DOCUMENT SECTION:
-----
Favela and Machery: Precis of “Investigating the Concept of Representation in the Neural and Psychological Sciences”

Luis H. Favela and Edouard Machery

We thank Dan Burnston and Nick Byrd for the opportunity to present and discuss our paper, “Investigating the concept of representation in the neural and psychological sciences” (Favela & Machery, 2023) with The Brains Blog community.

Our project was sparked by the following facts: First, the concept of representation is frequently used in the mind and brain sciences and philosophies of those sciences. These facts are evident from research in basic neuroanatomy—e.g., on single neurons responding to specific shape orientation—to research on highly abstract cognitive capacities—e.g., on creative problem solving­. Second, many seem to take it as obvious that neural activity and mental capacities are representational in nature (see the computational theory of cognition/mind).

But what does the concept of representation even mean in empirical and theoretical brain and mind research? While there have been some attempts to provide clarity on the wide and varied application of the concept of representation (e.g., Baker et al., 2022), there have been very few studies attempting to provide empirical evidence about its use (but see Vilarroya, 2017).

Thus, the aim of our project was, first, to provide evidence about how neuroscientists, psychologists, and philosophers use the concept of representation. By addressing the lack of systematic evidence about the ways the concept of representation is applied, we also hoped to bring new considerations to bear on whether the concept of representation should be used in the brain and mind sciences.

With these goals in mind, we conducted four studies directed at identifying neuroscientists’, psychologists’, and philosophers’ implicit commitments that guide their application of three kinds of concepts to describe brain states: intentional (“representation,” being “about,” “identifying”), causal (“responding,” “processing”), and information theoretic (“carrying information”) concepts. In each study, participants were presented with a fictional study involving the perception of faces inspired by the kind of neuroimaging work commonly conducted for the past 30 years (e.g., Kanwisher et al., 1997; Harpaintner et al., 2020). After reading a short description of the study and examining figures (e.g., magnetic resonance image) and a time series, participants were asked to rate whether the brain state recorded in the study could be described by means of the six terms mentioned above (1: “Strongly agree;” 7: “Strongly disagree”). This methodology is inspired by elicitation techniques (e.g., Gillioz & Zufferey, 2020), which do not ask participants to reflect on how they use terms, but instead provide them with realistic scenarios or situations and ask them to use the target concept.
-----
PROBLEMS TO SOLVE:
A. In the precis on the concept of representation, what kind of perception did the fictional study shown to participants involve?
B. Continue the precis on the concept of representation from where it stops.
The records that come next are separate material and have nothing to do with the precis on representation.
-----
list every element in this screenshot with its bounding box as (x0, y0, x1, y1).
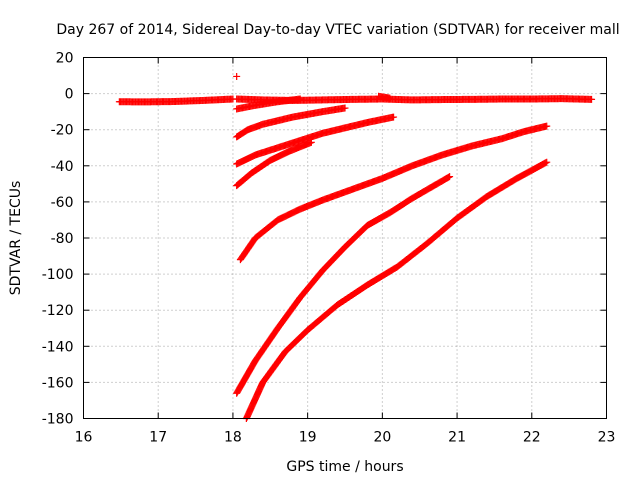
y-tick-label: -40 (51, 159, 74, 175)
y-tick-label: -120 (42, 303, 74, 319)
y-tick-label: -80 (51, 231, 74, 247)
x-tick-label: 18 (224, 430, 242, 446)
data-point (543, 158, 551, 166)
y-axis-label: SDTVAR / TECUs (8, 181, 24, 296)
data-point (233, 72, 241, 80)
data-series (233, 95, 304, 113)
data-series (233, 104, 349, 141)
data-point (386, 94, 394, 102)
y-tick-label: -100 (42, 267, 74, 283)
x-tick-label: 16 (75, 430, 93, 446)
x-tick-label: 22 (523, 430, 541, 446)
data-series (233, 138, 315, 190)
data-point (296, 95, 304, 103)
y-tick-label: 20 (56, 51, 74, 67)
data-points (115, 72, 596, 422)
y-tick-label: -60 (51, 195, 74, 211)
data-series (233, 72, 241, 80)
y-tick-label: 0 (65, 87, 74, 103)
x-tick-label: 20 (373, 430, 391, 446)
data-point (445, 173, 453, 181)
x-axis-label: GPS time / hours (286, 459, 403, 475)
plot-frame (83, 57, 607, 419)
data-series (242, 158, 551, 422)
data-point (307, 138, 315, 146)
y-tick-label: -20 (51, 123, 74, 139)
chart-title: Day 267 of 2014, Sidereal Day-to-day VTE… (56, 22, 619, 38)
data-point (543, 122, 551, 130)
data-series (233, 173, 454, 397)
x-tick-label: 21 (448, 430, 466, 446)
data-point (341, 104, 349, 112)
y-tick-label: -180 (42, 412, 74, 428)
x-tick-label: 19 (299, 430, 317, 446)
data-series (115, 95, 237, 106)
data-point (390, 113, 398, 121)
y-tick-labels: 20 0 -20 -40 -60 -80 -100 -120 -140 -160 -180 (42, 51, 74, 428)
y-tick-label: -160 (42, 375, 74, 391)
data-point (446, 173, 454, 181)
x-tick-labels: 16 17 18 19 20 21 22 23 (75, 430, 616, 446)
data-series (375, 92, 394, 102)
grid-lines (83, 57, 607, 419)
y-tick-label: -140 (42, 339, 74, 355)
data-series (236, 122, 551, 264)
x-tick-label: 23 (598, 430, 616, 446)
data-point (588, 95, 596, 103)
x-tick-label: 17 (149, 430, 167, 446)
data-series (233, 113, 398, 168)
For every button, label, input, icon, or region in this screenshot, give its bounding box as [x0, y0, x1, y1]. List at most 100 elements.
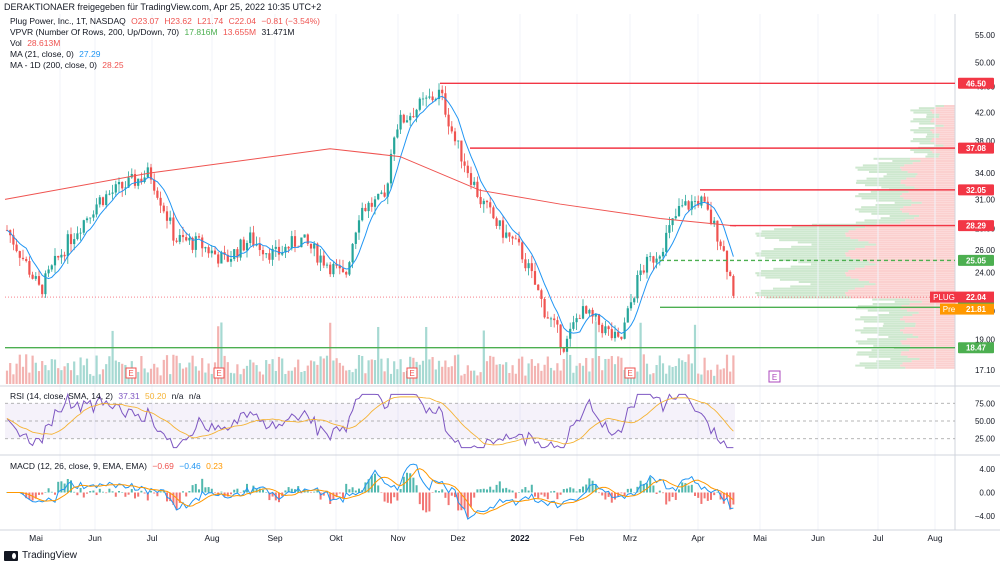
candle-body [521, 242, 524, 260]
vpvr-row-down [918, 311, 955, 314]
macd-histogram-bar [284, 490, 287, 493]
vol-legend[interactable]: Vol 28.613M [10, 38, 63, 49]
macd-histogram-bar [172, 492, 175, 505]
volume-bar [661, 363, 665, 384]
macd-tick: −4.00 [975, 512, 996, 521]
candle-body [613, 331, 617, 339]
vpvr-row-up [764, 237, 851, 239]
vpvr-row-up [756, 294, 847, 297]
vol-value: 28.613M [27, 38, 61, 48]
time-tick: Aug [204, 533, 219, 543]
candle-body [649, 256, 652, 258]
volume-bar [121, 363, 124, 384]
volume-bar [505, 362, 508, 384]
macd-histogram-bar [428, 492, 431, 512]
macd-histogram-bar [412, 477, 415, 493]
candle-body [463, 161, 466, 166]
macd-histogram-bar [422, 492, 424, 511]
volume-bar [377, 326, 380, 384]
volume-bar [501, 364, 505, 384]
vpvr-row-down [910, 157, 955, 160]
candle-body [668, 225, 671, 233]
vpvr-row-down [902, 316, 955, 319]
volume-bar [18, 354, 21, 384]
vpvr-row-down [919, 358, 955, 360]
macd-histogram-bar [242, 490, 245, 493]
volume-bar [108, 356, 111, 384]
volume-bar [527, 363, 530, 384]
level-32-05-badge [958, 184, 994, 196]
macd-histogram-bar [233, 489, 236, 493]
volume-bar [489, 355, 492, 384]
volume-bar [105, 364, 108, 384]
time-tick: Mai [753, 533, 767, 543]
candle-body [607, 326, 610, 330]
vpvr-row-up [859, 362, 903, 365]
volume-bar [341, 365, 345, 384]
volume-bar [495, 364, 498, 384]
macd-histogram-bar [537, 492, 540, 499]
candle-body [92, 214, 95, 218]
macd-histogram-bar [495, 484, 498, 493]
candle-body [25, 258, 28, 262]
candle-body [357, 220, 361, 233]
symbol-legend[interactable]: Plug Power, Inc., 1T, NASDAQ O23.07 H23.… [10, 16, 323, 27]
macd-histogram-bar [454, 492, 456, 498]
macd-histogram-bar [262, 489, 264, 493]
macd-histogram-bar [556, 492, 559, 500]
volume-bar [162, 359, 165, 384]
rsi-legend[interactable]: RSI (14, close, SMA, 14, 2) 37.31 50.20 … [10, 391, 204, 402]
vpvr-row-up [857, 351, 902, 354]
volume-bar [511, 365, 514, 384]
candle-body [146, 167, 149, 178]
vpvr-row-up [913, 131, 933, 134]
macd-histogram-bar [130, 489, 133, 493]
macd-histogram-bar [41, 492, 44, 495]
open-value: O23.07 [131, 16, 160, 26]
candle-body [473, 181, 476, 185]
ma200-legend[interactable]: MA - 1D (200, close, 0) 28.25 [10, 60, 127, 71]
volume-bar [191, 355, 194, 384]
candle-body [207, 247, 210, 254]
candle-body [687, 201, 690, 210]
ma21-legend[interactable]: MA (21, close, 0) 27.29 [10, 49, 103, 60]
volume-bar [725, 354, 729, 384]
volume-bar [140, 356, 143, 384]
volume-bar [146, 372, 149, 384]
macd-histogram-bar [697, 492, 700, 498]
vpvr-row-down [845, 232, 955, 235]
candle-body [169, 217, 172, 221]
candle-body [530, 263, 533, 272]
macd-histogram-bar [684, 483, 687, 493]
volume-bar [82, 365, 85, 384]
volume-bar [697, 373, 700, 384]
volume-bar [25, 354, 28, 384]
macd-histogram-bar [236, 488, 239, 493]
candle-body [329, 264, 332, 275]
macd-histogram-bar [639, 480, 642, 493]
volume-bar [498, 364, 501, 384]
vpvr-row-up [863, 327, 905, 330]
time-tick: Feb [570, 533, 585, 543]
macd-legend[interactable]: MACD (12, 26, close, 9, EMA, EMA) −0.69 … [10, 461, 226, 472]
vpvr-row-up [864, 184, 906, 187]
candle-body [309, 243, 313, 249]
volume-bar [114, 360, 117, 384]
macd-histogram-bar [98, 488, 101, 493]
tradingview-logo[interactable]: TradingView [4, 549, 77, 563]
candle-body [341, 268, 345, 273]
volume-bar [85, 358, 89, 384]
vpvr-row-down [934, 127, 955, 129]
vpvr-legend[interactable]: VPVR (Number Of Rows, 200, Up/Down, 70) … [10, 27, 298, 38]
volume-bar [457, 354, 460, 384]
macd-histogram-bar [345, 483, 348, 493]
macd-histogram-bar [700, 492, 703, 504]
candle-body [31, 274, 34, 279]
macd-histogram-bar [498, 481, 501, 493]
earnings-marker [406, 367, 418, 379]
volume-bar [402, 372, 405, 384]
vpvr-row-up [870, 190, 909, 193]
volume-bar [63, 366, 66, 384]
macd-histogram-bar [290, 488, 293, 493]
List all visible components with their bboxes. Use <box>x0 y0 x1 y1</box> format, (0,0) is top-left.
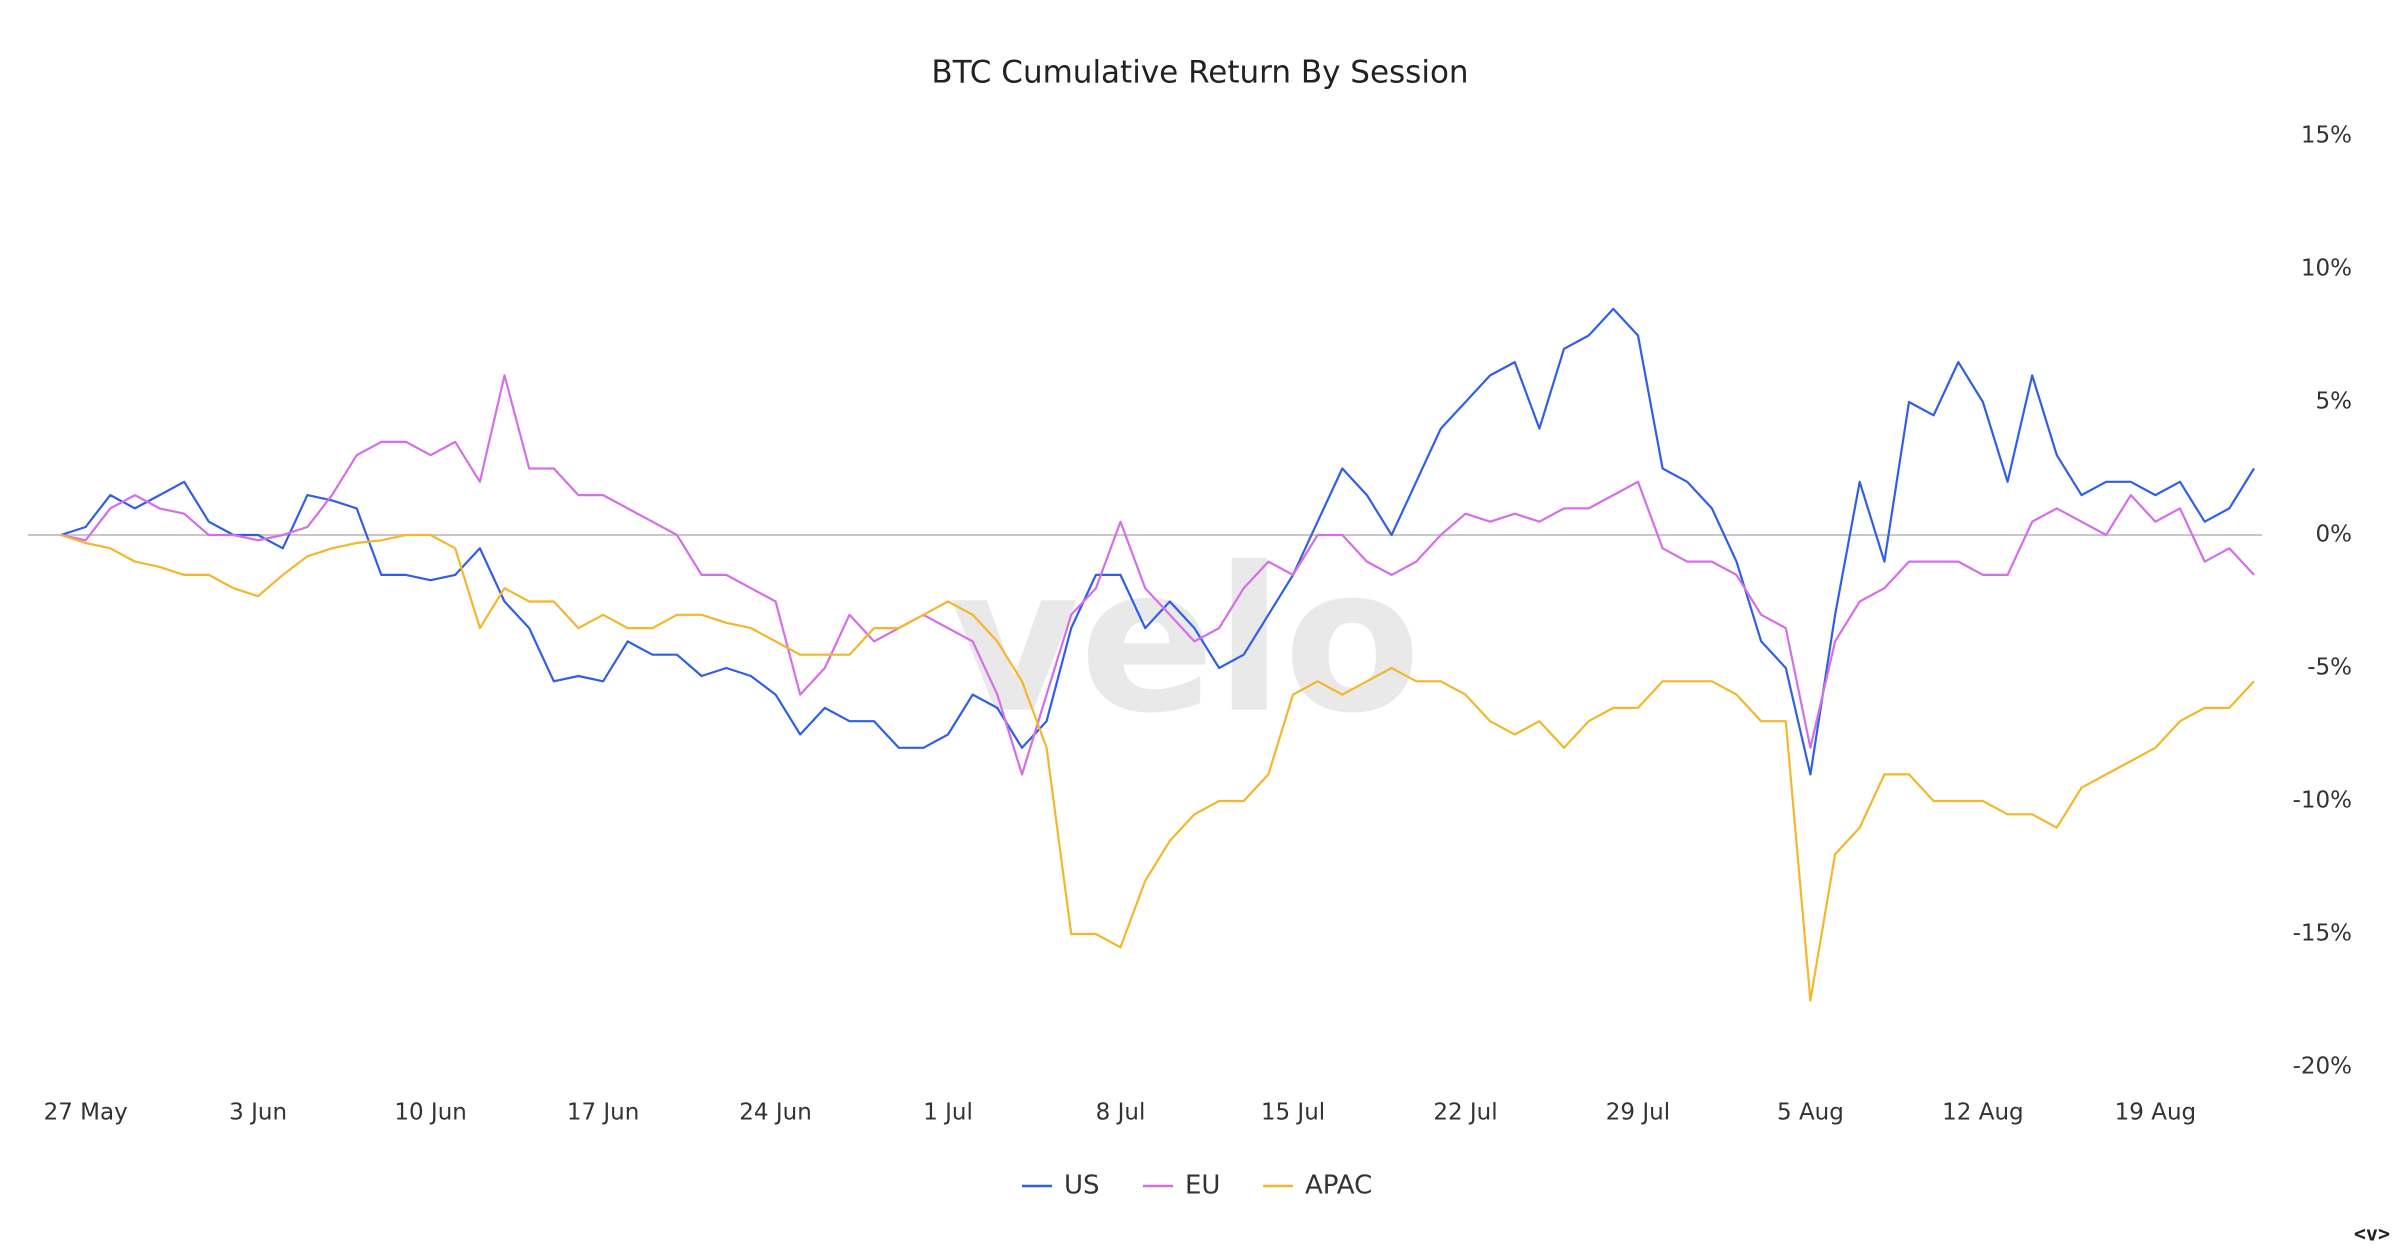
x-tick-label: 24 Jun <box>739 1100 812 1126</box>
-----
PER-TASK ANSWERS:
A. The perception of faces.

B.
Details of the studies can be found in our paper (Favela & Machery, 2023). As an overview, Study 1 examined at which scale neuroscientists expect representations to be found (e.g., single neuron or population of neurons)? Study 2 examined whether the specificity of the relationship specific brain activity and particular stimuli matters for the application of the concept of representation. For example, high specificity would obtain if the fusiform face area (FFA) were activated only by faces; low specificity if it were activated by faces and by houses. Study 3 examined whether the functional role of brain activity (Cummins, 1975) influences how brain activity is described by contrasting being correlated with a stimulus and being part of a neural network. Study 4 examined whether participants were willing to describe brain activity as misrepresenting when the FFA is activated by a house instead of a face.

In brief, our main findings were as follows: First, neuroscientists, psychologists, and philosophers distinguish between the different ways of describing the brain’s reaction to stimuli. They find causal (“responds” and “processes”) and information-theoretic descriptions (“carries information”) more applicable than intentional descriptions (“about” and “identify”), including the concept of representation. On average, neuroscientists, psychologists, and philosophers were uncertain about the use of these latter descriptions, neither accepting nor rejecting them. Second, neuroscientists, psychologists, and philosophers appear to have no expectation at the scale at which representations are to be found. Third, whether the brain state elicited by some stimulus was explicitly described as having a function made no difference to their willingness to describe it as a representation. Fourth, whether the brain activation was perfectly specific or not mattered for psychologists’ willingness to describe it as a representation, but we found no evidence it does for neuroscientists. Fifth, neuroscientists, psychologists, and philosophers were reluctant to describe the brain as failing to do what it is meant to do, including as misrepresenting.

We draw two main conclusions from these findings. First, the concept of representation is unclear. Participants are uncertain in how to apply the concept of representation in contrast to causal and information-theoretic concepts. Participants demonstrated that they are noncommittal regarding: one, what brain scale and structure could be a representation; two; if a representation must have a function (Cummins or otherwise); and three, the role of sensitivity (especially neuroscientists). Second, is that the concept of representation is confused. Participants are unwilling to state that a brain is misrepresenting, which reflects a confusion between representations and natural signs.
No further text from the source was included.